> _TASK TO COMPLETE_:
Review the lines that follow and copy each one that contains the word "sveikatai".

> _RECORDED INFORMATION_:
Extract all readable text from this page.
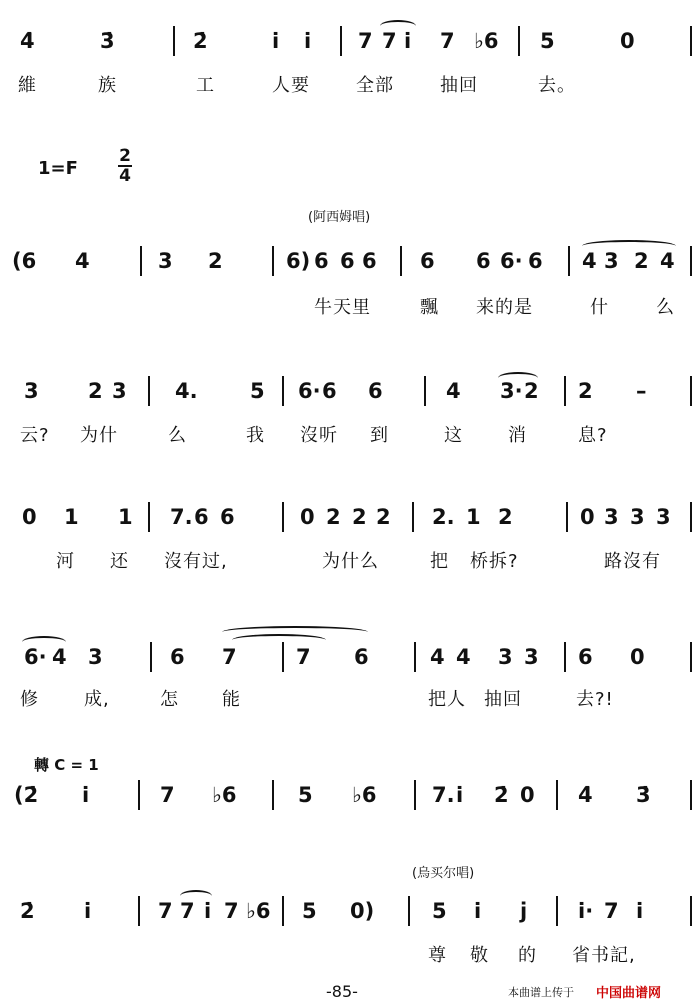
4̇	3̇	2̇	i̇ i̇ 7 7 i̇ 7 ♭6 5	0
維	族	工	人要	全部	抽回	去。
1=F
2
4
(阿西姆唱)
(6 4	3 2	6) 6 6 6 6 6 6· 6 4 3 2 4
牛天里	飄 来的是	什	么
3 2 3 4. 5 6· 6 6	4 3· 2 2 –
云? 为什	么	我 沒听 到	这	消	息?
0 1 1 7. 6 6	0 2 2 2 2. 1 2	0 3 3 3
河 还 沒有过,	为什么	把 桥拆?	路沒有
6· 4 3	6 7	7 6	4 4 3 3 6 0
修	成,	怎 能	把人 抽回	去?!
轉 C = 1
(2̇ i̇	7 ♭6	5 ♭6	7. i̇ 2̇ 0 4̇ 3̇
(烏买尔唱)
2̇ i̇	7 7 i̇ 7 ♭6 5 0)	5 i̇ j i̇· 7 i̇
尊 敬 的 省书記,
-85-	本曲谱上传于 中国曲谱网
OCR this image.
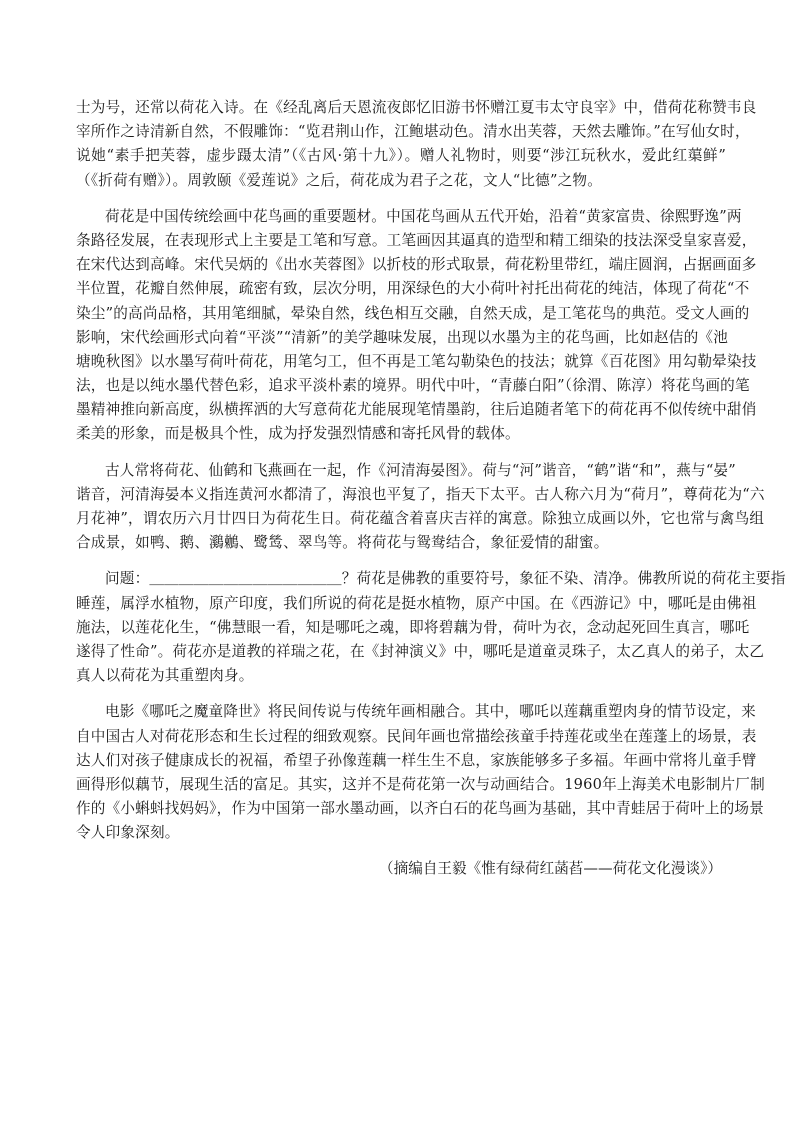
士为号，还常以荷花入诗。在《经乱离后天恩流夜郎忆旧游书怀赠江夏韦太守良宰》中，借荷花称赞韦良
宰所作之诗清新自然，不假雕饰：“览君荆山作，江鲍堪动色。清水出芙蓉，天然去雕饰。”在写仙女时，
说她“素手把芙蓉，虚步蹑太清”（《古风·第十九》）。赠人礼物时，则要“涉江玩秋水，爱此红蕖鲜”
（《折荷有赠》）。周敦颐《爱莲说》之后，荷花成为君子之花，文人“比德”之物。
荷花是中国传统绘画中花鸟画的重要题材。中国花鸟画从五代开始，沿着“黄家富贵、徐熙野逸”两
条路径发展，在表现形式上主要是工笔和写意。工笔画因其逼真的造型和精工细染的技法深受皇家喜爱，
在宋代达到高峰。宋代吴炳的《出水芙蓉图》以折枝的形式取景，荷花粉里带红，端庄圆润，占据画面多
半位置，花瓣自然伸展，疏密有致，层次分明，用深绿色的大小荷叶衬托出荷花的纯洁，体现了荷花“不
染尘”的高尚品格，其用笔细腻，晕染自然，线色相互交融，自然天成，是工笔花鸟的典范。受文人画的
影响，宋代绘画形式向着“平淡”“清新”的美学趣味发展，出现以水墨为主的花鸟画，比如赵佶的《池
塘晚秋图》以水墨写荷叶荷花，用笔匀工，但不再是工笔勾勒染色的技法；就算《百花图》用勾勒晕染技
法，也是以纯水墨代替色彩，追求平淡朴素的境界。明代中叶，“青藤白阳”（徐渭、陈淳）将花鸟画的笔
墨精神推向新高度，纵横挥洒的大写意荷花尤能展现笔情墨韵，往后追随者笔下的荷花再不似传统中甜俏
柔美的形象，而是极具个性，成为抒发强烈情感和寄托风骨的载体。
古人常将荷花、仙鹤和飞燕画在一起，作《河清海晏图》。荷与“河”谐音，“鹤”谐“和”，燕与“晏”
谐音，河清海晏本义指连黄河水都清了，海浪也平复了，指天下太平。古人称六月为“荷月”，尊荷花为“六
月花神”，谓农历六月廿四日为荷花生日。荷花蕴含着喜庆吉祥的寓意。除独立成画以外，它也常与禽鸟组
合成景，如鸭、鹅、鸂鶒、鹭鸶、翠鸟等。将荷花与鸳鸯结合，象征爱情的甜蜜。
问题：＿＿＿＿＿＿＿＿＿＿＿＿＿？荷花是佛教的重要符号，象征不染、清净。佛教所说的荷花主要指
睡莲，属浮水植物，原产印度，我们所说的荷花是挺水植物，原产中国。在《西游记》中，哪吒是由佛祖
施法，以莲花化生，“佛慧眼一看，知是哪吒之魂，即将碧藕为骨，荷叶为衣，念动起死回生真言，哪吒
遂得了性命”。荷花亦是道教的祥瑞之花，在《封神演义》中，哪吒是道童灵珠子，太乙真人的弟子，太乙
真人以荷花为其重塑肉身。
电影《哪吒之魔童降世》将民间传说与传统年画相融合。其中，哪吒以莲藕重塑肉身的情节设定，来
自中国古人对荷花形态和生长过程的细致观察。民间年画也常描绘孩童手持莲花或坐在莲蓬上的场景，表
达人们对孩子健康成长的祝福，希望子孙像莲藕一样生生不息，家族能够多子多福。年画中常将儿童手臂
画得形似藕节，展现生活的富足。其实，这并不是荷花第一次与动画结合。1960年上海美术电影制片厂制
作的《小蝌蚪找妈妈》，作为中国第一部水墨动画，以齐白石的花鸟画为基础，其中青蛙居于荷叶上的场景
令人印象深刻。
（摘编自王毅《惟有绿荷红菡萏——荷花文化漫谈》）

* * *

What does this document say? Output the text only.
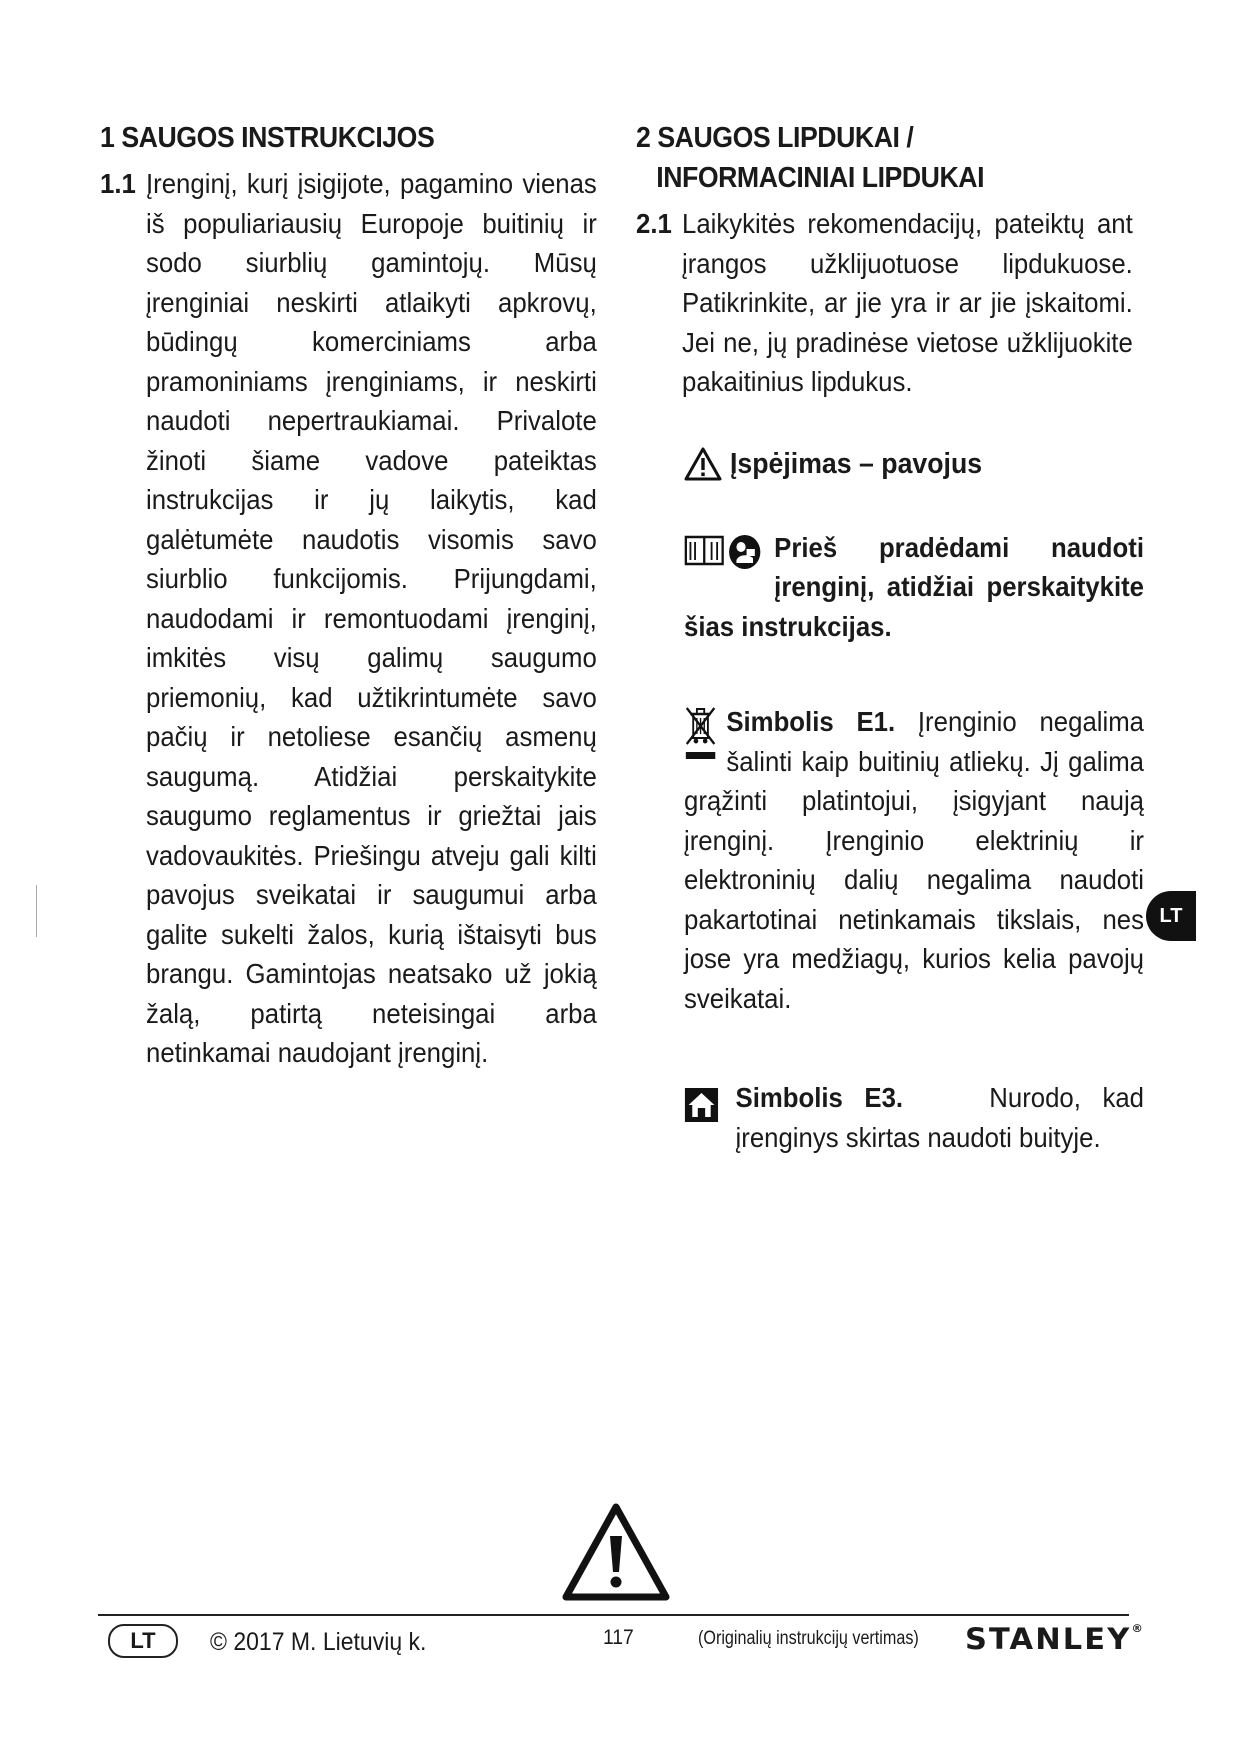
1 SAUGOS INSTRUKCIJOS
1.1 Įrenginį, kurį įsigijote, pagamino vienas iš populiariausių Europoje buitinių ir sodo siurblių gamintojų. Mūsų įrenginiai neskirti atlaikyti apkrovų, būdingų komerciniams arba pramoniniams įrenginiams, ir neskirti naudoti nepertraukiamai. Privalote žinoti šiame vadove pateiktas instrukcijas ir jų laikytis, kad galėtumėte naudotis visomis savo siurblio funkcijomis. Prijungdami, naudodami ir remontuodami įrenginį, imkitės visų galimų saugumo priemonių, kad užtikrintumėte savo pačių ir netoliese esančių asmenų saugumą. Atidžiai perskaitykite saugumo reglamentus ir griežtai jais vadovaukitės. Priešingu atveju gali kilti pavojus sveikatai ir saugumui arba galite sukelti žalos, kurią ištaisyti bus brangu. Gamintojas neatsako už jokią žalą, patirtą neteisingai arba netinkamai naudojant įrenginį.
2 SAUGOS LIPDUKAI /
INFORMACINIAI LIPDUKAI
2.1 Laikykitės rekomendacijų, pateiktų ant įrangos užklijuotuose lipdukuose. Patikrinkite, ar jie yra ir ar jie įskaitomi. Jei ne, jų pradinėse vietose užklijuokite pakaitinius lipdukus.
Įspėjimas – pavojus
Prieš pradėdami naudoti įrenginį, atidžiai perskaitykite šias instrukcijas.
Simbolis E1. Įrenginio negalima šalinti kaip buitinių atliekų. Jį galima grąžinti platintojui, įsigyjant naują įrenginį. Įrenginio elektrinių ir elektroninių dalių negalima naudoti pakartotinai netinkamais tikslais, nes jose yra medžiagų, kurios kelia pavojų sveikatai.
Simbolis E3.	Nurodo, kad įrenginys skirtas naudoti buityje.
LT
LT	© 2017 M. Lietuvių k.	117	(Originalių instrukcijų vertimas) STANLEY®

* * *

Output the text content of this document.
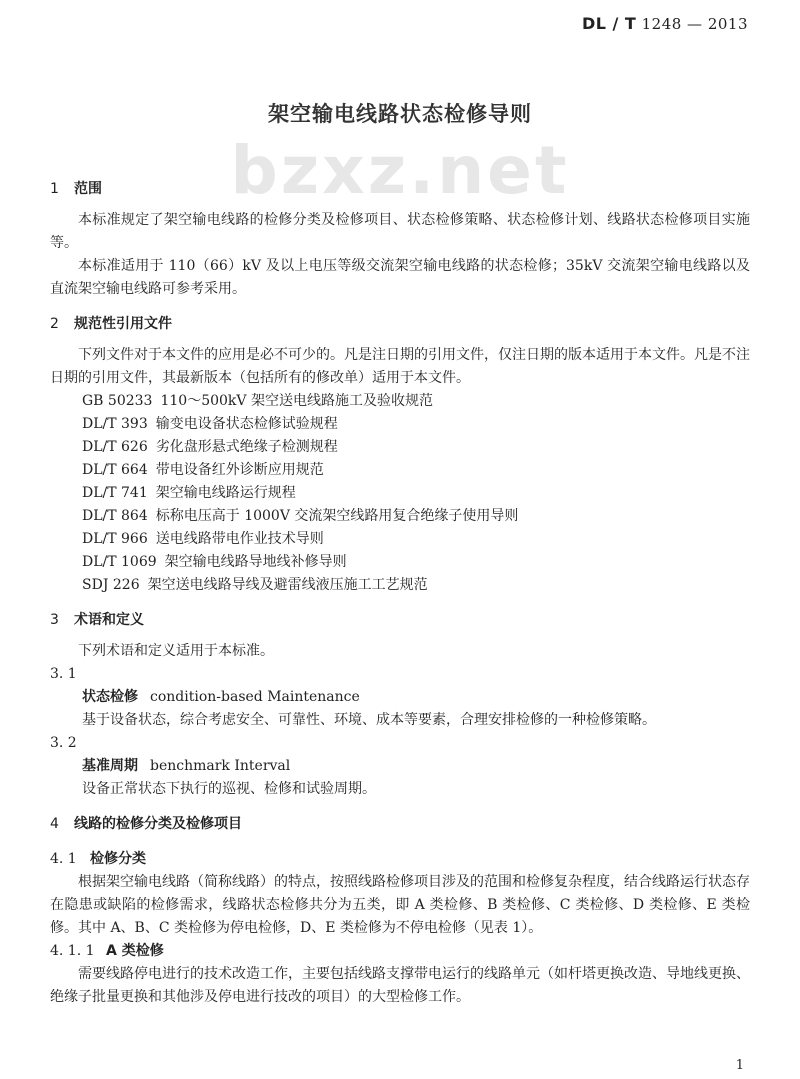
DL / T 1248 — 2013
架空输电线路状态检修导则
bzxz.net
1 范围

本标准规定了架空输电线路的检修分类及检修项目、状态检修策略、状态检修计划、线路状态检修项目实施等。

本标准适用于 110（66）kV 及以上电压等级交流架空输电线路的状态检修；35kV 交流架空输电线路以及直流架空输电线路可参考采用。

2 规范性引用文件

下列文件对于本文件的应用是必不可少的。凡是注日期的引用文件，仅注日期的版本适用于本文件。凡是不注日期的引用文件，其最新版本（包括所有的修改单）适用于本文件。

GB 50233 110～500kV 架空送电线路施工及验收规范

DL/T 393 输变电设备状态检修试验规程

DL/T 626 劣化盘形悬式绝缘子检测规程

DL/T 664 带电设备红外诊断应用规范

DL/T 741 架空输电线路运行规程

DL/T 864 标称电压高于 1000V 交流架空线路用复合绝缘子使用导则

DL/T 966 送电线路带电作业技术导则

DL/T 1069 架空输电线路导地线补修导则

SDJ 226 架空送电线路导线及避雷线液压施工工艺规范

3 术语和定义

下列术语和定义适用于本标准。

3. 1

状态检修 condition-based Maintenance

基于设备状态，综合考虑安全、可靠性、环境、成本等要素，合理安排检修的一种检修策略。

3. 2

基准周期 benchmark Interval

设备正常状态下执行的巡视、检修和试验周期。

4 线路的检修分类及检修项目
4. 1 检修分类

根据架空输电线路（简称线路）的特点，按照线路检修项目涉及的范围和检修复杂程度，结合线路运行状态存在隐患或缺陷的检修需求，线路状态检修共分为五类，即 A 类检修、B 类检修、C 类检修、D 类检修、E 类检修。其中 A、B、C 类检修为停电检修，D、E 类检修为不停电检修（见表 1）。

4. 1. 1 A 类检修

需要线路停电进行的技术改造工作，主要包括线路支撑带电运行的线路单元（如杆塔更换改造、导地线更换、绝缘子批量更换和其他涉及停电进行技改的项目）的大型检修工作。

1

> _THE SOLUTION_:
1.1 Įrenginį, kurį įsigijote, pagamino vienas iš populiariausių Europoje buitinių ir sodo siurblių gamintojų. Mūsų įrenginiai neskirti atlaikyti apkrovų, būdingų komerciniams arba pramoniniams įrenginiams, ir neskirti naudoti nepertraukiamai. Privalote žinoti šiame vadove pateiktas instrukcijas ir jų laikytis, kad galėtumėte naudotis visomis savo siurblio funkcijomis. Prijungdami, naudodami ir remontuodami įrenginį, imkitės visų galimų saugumo priemonių, kad užtikrintumėte savo pačių ir netoliese esančių asmenų saugumą. Atidžiai perskaitykite saugumo reglamentus ir griežtai jais vadovaukitės. Priešingu atveju gali kilti pavojus sveikatai ir saugumui arba galite sukelti žalos, kurią ištaisyti bus brangu. Gamintojas neatsako už jokią žalą, patirtą neteisingai arba netinkamai naudojant įrenginį.
Simbolis E1. Įrenginio negalima šalinti kaip buitinių atliekų. Jį galima grąžinti platintojui, įsigyjant naują įrenginį. Įrenginio elektrinių ir elektroninių dalių negalima naudoti pakartotinai netinkamais tikslais, nes jose yra medžiagų, kurios kelia pavojų sveikatai.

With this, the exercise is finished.